[Begin RECORDS FOR THE TASK]

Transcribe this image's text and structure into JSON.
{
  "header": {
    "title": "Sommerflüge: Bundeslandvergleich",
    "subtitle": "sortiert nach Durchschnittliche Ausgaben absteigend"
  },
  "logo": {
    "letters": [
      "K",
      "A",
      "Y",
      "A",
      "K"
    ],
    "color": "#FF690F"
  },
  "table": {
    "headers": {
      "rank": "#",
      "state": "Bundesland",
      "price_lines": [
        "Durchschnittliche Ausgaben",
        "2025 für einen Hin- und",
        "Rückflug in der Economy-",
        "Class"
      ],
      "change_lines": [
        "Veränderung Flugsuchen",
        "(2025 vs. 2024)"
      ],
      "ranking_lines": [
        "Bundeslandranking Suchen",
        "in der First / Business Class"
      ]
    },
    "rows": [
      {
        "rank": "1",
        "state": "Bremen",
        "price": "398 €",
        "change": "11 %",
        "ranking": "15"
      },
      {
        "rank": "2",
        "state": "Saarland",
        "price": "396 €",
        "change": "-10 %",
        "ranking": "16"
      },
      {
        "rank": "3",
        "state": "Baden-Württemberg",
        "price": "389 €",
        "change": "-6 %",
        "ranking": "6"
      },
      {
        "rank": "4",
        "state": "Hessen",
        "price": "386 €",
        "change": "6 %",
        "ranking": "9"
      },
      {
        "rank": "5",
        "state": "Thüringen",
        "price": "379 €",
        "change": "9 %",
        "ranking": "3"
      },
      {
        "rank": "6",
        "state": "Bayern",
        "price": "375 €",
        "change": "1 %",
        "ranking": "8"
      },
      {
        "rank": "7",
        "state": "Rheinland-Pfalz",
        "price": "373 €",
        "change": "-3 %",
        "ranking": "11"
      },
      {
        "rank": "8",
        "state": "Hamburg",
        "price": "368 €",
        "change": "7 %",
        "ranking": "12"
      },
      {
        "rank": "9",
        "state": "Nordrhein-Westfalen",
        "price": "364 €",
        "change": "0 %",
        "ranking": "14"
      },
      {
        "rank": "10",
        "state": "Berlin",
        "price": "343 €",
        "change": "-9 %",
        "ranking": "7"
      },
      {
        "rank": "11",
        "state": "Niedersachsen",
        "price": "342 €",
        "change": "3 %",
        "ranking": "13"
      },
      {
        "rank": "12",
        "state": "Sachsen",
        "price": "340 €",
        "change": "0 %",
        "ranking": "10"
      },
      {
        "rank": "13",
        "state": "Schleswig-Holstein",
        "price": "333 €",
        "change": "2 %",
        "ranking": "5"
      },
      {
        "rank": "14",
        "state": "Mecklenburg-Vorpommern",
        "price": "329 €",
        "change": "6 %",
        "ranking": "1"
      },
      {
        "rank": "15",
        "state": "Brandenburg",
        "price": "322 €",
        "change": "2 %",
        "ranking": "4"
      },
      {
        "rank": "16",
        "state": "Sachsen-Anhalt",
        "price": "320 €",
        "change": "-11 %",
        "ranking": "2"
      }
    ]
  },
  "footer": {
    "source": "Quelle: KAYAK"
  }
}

[End RECORDS FOR THE TASK]

# WHAT YOU HAVE TO DO
Scan the material line by line and report each one that contains "Ausgaben".

# COMPLETE RESPONSE
    "subtitle": "sortiert nach Durchschnittliche Ausgaben absteigend"
        "Durchschnittliche Ausgaben",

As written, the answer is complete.